#### Input data ####

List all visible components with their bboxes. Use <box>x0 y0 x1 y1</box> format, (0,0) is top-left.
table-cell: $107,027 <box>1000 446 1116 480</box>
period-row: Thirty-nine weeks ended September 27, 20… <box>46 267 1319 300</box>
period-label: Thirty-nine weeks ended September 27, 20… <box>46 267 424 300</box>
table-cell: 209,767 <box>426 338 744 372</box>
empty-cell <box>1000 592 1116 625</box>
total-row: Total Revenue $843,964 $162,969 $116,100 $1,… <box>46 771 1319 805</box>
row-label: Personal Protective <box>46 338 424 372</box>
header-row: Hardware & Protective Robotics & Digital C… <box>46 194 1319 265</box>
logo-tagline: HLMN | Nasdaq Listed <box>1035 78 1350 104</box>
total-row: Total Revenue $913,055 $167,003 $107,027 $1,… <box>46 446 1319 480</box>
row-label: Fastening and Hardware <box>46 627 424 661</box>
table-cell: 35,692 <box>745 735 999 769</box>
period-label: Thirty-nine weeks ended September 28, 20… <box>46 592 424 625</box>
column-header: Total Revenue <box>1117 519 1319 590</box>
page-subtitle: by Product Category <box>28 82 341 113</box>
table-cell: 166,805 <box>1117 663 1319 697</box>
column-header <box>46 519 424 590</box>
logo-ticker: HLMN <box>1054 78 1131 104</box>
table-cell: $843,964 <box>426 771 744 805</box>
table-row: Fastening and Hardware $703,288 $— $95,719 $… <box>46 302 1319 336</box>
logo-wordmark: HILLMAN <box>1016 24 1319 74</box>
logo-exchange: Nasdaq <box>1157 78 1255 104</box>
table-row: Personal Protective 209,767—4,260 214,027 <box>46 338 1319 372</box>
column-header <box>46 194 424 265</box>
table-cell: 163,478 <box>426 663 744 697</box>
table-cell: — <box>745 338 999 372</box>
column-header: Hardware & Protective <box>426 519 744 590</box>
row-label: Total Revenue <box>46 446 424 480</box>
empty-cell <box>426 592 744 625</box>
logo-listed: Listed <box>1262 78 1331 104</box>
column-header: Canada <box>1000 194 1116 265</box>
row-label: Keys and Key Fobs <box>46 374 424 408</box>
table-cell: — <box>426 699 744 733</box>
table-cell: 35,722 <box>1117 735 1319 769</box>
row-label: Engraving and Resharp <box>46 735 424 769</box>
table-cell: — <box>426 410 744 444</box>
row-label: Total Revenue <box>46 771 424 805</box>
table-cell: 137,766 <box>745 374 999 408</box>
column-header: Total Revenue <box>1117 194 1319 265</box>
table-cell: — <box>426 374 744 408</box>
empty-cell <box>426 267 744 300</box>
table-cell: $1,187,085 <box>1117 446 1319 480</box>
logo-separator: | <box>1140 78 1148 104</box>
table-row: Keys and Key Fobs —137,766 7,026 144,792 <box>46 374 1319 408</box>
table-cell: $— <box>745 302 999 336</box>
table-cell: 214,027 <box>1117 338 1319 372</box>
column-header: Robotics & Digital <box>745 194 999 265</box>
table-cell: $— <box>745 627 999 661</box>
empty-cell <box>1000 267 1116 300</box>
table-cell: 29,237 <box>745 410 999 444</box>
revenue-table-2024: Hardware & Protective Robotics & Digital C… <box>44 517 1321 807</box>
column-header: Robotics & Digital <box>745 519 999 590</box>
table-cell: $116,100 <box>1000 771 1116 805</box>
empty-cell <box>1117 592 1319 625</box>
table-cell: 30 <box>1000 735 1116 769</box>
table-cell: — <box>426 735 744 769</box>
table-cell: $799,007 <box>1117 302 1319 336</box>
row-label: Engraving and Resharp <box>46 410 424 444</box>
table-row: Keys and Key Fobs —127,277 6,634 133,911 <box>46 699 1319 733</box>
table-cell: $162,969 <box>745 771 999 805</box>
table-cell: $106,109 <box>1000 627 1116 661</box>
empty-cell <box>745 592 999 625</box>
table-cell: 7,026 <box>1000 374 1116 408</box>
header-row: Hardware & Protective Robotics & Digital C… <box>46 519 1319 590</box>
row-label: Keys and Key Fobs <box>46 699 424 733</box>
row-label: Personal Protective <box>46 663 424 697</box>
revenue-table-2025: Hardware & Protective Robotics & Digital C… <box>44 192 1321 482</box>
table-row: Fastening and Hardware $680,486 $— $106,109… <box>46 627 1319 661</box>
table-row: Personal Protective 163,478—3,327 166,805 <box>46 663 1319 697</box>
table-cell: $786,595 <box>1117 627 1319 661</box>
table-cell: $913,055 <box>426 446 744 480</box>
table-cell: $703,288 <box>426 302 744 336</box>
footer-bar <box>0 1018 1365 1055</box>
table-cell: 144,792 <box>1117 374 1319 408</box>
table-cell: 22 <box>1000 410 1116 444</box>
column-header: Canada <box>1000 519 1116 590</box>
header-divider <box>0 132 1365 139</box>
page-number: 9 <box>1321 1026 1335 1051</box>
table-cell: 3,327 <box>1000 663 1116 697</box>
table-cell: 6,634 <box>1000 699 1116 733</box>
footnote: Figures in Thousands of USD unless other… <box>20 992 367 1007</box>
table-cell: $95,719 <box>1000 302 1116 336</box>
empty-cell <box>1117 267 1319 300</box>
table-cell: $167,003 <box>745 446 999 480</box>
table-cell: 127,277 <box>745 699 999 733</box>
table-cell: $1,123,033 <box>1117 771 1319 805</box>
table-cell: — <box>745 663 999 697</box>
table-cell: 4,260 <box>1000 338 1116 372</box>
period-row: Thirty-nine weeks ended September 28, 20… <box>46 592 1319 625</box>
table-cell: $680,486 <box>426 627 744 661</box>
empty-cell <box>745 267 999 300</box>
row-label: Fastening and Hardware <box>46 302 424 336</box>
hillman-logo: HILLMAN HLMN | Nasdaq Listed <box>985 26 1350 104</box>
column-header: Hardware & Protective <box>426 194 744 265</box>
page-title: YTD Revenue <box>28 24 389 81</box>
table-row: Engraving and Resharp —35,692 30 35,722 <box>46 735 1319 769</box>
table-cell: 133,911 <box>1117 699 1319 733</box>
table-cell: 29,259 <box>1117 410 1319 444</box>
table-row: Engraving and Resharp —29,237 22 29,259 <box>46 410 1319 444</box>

####

_Work to complete_: Reproduce the material above verbatim, keeping every line in its original order.

_Output of the task_:
List all visible components with their bboxes. Use <box>x0 y0 x1 y1</box> format, (0,0) is top-left.
table-cell: $107,027 <box>1000 446 1116 480</box>
period-row: Thirty-nine weeks ended September 27, 20… <box>46 267 1319 300</box>
period-label: Thirty-nine weeks ended September 27, 20… <box>46 267 424 300</box>
table-cell: 209,767 <box>426 338 744 372</box>
empty-cell <box>1000 592 1116 625</box>
total-row: Total Revenue $843,964 $162,969 $116,100 $1,… <box>46 771 1319 805</box>
row-label: Personal Protective <box>46 338 424 372</box>
header-row: Hardware & Protective Robotics & Digital C… <box>46 194 1319 265</box>
logo-tagline: HLMN | Nasdaq Listed <box>1035 78 1350 104</box>
total-row: Total Revenue $913,055 $167,003 $107,027 $1,… <box>46 446 1319 480</box>
row-label: Fastening and Hardware <box>46 627 424 661</box>
table-cell: 35,692 <box>745 735 999 769</box>
period-label: Thirty-nine weeks ended September 28, 20… <box>46 592 424 625</box>
column-header: Total Revenue <box>1117 519 1319 590</box>
page-subtitle: by Product Category <box>28 82 341 113</box>
table-cell: 166,805 <box>1117 663 1319 697</box>
column-header <box>46 519 424 590</box>
logo-ticker: HLMN <box>1054 78 1131 104</box>
table-cell: $843,964 <box>426 771 744 805</box>
table-row: Fastening and Hardware $703,288 $— $95,719 $… <box>46 302 1319 336</box>
logo-wordmark: HILLMAN <box>1016 24 1319 74</box>
logo-exchange: Nasdaq <box>1157 78 1255 104</box>
table-row: Personal Protective 209,767—4,260 214,027 <box>46 338 1319 372</box>
column-header <box>46 194 424 265</box>
table-cell: 163,478 <box>426 663 744 697</box>
table-cell: — <box>745 338 999 372</box>
column-header: Hardware & Protective <box>426 519 744 590</box>
row-label: Total Revenue <box>46 446 424 480</box>
empty-cell <box>426 592 744 625</box>
logo-listed: Listed <box>1262 78 1331 104</box>
column-header: Canada <box>1000 194 1116 265</box>
row-label: Keys and Key Fobs <box>46 374 424 408</box>
table-cell: — <box>426 699 744 733</box>
table-cell: 35,722 <box>1117 735 1319 769</box>
row-label: Engraving and Resharp <box>46 735 424 769</box>
table-cell: — <box>426 410 744 444</box>
row-label: Total Revenue <box>46 771 424 805</box>
table-cell: 137,766 <box>745 374 999 408</box>
column-header: Total Revenue <box>1117 194 1319 265</box>
table-cell: — <box>426 374 744 408</box>
empty-cell <box>426 267 744 300</box>
table-cell: $1,187,085 <box>1117 446 1319 480</box>
logo-separator: | <box>1140 78 1148 104</box>
table-row: Keys and Key Fobs —137,766 7,026 144,792 <box>46 374 1319 408</box>
table-cell: $— <box>745 302 999 336</box>
table-cell: 214,027 <box>1117 338 1319 372</box>
column-header: Robotics & Digital <box>745 194 999 265</box>
table-cell: $— <box>745 627 999 661</box>
empty-cell <box>1000 267 1116 300</box>
table-cell: 29,237 <box>745 410 999 444</box>
revenue-table-2024: Hardware & Protective Robotics & Digital C… <box>44 517 1321 807</box>
column-header: Robotics & Digital <box>745 519 999 590</box>
table-cell: $116,100 <box>1000 771 1116 805</box>
empty-cell <box>1117 592 1319 625</box>
table-cell: 30 <box>1000 735 1116 769</box>
table-cell: — <box>426 735 744 769</box>
table-cell: $799,007 <box>1117 302 1319 336</box>
row-label: Engraving and Resharp <box>46 410 424 444</box>
table-row: Keys and Key Fobs —127,277 6,634 133,911 <box>46 699 1319 733</box>
table-cell: $162,969 <box>745 771 999 805</box>
table-cell: $106,109 <box>1000 627 1116 661</box>
empty-cell <box>745 592 999 625</box>
table-cell: 7,026 <box>1000 374 1116 408</box>
header-row: Hardware & Protective Robotics & Digital C… <box>46 519 1319 590</box>
row-label: Keys and Key Fobs <box>46 699 424 733</box>
row-label: Personal Protective <box>46 663 424 697</box>
revenue-table-2025: Hardware & Protective Robotics & Digital C… <box>44 192 1321 482</box>
table-row: Fastening and Hardware $680,486 $— $106,109… <box>46 627 1319 661</box>
table-row: Personal Protective 163,478—3,327 166,805 <box>46 663 1319 697</box>
table-cell: $786,595 <box>1117 627 1319 661</box>
table-cell: $913,055 <box>426 446 744 480</box>
table-cell: $703,288 <box>426 302 744 336</box>
footer-bar <box>0 1018 1365 1055</box>
table-cell: 144,792 <box>1117 374 1319 408</box>
table-cell: 22 <box>1000 410 1116 444</box>
column-header: Canada <box>1000 519 1116 590</box>
header-divider <box>0 132 1365 139</box>
page-number: 9 <box>1321 1026 1335 1051</box>
table-cell: 3,327 <box>1000 663 1116 697</box>
table-cell: 6,634 <box>1000 699 1116 733</box>
footnote: Figures in Thousands of USD unless other… <box>20 992 367 1007</box>
table-cell: $95,719 <box>1000 302 1116 336</box>
empty-cell <box>1117 267 1319 300</box>
table-cell: $167,003 <box>745 446 999 480</box>
table-cell: 127,277 <box>745 699 999 733</box>
table-cell: $1,123,033 <box>1117 771 1319 805</box>
table-cell: — <box>745 663 999 697</box>
table-cell: 4,260 <box>1000 338 1116 372</box>
period-row: Thirty-nine weeks ended September 28, 20… <box>46 592 1319 625</box>
table-cell: $680,486 <box>426 627 744 661</box>
empty-cell <box>745 267 999 300</box>
row-label: Fastening and Hardware <box>46 302 424 336</box>
hillman-logo: HILLMAN HLMN | Nasdaq Listed <box>985 26 1350 104</box>
column-header: Hardware & Protective <box>426 194 744 265</box>
page-title: YTD Revenue <box>28 24 389 81</box>
table-row: Engraving and Resharp —35,692 30 35,722 <box>46 735 1319 769</box>
table-cell: 133,911 <box>1117 699 1319 733</box>
table-cell: 29,259 <box>1117 410 1319 444</box>
table-row: Engraving and Resharp —29,237 22 29,259 <box>46 410 1319 444</box>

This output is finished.